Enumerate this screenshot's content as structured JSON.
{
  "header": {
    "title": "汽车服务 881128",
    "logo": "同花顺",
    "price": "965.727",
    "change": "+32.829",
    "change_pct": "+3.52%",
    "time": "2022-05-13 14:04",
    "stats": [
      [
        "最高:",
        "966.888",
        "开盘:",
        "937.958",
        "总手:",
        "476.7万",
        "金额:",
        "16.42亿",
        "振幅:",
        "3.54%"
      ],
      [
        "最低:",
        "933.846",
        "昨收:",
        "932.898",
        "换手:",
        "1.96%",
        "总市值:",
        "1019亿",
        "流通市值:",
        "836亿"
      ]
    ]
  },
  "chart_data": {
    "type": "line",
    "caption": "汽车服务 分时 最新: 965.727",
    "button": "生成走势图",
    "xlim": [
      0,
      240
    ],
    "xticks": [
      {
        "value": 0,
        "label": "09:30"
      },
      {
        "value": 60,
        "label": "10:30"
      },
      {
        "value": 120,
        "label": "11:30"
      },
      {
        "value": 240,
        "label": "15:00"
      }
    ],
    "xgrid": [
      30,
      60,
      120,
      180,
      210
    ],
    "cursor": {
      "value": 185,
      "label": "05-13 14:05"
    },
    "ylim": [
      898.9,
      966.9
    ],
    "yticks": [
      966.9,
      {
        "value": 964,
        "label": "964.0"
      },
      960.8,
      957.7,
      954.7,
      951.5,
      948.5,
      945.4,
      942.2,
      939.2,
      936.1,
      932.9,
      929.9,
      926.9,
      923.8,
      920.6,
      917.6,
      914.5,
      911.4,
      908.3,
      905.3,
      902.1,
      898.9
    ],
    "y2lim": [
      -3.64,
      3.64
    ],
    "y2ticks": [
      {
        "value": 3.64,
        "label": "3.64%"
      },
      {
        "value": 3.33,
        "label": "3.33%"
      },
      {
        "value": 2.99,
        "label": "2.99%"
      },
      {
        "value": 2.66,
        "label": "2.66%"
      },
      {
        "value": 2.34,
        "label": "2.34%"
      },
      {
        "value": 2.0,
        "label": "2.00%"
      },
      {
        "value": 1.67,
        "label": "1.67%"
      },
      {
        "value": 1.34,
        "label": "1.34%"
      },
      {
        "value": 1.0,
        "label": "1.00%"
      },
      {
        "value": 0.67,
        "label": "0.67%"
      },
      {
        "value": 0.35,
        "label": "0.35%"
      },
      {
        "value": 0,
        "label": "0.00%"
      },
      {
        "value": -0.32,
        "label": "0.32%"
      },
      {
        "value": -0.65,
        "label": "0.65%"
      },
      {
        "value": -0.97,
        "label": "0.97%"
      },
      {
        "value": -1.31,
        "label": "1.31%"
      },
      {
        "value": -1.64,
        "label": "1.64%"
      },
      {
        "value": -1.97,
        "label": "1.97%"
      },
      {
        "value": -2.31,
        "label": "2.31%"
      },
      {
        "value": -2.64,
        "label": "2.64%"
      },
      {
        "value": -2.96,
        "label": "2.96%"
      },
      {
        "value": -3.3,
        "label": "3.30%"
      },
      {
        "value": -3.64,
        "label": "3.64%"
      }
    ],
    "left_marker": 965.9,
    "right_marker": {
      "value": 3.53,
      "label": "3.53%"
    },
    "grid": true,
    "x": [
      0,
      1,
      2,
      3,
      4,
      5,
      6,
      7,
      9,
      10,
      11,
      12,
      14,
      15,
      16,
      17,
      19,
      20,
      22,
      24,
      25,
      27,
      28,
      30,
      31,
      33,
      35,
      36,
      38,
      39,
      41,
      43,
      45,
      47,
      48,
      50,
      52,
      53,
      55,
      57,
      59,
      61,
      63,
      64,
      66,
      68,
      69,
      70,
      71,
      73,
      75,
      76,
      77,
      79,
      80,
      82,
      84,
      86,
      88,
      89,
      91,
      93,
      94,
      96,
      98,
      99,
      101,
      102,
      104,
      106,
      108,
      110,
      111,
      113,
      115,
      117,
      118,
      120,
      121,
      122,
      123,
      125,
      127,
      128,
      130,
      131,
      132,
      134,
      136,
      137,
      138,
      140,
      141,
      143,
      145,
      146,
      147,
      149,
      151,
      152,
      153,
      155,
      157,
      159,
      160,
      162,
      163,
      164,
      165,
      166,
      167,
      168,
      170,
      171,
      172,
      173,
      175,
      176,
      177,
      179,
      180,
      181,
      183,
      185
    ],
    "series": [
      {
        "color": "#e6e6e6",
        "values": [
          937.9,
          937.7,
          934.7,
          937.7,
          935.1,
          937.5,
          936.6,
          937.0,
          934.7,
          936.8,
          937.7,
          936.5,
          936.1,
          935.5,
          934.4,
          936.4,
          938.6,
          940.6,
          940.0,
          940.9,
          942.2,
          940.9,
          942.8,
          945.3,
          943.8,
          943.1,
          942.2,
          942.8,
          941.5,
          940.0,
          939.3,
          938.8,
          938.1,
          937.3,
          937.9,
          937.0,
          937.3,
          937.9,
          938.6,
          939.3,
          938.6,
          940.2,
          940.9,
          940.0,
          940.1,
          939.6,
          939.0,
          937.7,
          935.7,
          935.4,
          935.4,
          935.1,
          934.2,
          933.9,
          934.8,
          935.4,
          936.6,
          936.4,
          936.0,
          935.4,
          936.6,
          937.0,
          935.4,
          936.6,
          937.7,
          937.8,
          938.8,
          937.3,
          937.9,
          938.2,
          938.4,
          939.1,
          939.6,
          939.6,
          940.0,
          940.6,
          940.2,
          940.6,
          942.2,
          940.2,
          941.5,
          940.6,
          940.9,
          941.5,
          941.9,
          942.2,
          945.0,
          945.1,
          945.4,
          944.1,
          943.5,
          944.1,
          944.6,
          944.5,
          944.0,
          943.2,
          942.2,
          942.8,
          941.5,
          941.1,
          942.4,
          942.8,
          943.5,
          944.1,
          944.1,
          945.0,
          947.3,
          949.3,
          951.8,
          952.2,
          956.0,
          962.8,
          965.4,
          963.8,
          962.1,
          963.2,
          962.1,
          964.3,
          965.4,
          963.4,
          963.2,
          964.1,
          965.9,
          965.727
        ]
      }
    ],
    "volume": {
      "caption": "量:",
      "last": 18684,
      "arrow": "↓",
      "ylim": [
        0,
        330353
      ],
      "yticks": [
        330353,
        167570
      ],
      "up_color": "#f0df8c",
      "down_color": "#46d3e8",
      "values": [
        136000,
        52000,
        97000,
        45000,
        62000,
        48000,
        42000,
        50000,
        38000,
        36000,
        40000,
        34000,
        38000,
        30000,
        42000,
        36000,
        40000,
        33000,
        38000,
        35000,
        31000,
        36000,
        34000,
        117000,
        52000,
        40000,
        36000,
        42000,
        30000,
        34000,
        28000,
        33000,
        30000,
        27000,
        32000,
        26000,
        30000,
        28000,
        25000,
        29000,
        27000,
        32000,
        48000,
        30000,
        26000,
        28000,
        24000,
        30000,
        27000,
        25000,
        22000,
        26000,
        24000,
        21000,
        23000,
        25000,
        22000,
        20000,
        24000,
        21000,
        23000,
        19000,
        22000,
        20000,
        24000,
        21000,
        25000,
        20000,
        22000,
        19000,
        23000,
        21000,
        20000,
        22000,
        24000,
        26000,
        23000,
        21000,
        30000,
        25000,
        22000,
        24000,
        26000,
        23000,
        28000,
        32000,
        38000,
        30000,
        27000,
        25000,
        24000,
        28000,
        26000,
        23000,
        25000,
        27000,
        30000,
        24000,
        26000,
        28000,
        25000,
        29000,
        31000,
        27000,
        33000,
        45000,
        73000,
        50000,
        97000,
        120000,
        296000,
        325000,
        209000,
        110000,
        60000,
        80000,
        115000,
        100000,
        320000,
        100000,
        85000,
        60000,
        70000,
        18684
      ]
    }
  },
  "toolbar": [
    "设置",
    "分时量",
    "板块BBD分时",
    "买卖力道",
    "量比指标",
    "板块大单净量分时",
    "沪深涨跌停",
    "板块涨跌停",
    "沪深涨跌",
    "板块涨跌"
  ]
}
******************************
THE PROBLEM:
Copy out all lines where the word "汽车服务" appears.

RESPONSE TO THIS EXERCISE:
    "title": "汽车服务 881128",
    "caption": "汽车服务 分时 最新: 965.727",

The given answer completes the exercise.